(RAW RECORDS):
● ● ● ● ●

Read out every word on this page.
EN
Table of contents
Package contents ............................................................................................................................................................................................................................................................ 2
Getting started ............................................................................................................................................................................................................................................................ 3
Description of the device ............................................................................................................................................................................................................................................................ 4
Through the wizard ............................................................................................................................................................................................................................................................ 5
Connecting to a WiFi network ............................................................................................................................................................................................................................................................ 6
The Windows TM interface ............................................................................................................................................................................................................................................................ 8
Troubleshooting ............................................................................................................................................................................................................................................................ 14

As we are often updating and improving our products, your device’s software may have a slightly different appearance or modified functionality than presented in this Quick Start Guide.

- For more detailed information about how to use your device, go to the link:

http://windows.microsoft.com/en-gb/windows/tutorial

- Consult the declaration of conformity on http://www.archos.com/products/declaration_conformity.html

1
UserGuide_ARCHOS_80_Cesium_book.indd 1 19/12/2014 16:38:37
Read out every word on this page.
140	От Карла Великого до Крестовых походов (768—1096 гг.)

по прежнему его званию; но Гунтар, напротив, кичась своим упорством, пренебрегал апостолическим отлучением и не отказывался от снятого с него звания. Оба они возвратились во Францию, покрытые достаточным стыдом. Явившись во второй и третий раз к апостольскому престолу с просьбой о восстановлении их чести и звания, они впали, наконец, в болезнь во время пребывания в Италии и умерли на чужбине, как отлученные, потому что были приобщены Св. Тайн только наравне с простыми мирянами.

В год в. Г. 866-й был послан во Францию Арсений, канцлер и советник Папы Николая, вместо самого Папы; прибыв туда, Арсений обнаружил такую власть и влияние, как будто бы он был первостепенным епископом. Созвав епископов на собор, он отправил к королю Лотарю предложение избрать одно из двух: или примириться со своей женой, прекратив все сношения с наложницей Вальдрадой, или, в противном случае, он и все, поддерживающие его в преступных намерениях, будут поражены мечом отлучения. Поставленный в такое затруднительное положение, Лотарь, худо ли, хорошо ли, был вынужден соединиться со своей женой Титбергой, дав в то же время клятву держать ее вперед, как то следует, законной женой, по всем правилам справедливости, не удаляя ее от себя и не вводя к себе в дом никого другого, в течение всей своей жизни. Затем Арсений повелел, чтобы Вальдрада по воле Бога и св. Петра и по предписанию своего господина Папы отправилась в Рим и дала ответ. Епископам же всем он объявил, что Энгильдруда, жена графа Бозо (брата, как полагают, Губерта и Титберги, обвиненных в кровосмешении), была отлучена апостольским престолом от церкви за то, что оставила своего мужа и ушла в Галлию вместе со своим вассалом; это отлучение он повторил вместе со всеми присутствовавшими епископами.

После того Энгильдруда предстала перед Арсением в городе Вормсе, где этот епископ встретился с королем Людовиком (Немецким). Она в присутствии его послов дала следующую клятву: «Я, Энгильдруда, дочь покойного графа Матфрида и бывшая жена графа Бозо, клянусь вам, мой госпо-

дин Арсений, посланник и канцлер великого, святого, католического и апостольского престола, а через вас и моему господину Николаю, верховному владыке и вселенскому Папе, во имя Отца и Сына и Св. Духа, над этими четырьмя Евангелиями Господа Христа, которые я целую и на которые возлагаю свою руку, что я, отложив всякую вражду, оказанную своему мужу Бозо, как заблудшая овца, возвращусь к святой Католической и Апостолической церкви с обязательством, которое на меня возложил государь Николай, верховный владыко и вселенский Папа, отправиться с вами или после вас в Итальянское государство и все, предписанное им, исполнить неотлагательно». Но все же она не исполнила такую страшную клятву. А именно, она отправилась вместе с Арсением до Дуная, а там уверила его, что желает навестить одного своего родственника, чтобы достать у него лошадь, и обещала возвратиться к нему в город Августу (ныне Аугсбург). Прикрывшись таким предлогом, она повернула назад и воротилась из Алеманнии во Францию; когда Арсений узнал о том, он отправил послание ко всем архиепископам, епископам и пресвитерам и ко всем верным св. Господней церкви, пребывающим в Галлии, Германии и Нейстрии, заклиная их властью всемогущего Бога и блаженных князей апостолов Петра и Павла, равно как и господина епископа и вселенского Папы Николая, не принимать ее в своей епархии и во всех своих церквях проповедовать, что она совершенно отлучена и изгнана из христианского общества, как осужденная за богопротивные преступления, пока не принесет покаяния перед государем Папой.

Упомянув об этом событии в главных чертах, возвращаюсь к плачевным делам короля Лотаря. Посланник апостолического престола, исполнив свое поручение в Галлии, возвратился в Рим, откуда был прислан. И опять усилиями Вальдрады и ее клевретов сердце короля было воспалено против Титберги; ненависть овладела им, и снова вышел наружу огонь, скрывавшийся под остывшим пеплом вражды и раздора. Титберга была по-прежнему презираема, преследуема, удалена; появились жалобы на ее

● ● ● ● ●

(TASK DIRECTIONS): Return only those lines of the records that contain the string "products".

(ANSWER TO THE PROBLEM):
As we are often updating and improving our products, your device’s software may have a slightly different appearance or modified functionality than presented in this Quick Start Guide.
- Consult the declaration of conformity on http://www.archos.com/products/declaration_conformity.html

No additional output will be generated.